- _WHAT YOU WILL DO_: Count the lines containing "trial" in the entries underneath, and state that count without anything else.

=== PROVIDED RECORDS ===

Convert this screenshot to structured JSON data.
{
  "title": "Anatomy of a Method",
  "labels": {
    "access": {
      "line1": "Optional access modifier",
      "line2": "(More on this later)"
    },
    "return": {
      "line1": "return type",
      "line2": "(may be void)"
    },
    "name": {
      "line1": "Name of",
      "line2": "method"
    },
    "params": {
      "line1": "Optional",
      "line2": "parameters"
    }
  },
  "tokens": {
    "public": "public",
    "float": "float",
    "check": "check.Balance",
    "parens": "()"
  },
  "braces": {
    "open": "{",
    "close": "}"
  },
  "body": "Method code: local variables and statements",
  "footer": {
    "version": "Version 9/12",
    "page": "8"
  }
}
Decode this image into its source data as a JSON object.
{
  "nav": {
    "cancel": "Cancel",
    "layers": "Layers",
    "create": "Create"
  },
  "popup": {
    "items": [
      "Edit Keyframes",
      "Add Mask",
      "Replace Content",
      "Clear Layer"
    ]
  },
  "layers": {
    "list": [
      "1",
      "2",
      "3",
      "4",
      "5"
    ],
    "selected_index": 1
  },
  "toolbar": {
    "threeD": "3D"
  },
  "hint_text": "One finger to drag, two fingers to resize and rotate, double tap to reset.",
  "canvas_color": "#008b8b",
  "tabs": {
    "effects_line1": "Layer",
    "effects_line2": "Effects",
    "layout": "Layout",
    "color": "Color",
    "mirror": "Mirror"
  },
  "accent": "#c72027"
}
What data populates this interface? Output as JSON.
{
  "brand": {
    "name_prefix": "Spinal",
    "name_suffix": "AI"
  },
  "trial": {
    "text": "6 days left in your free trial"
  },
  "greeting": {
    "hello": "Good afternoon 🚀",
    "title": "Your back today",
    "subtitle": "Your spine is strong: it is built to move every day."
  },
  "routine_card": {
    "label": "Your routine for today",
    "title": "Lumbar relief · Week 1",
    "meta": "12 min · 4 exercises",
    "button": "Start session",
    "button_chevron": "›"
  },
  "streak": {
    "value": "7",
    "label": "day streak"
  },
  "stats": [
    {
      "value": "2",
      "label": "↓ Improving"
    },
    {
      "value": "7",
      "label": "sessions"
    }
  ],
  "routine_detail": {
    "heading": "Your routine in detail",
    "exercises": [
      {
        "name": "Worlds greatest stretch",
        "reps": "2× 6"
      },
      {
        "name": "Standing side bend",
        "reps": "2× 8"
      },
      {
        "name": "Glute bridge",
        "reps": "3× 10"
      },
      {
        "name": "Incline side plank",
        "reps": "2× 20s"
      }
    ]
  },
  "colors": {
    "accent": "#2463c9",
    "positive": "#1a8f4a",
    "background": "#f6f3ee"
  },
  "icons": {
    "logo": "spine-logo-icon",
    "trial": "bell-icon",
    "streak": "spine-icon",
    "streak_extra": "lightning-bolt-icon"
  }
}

===

- _FINISHED ANSWER_: 3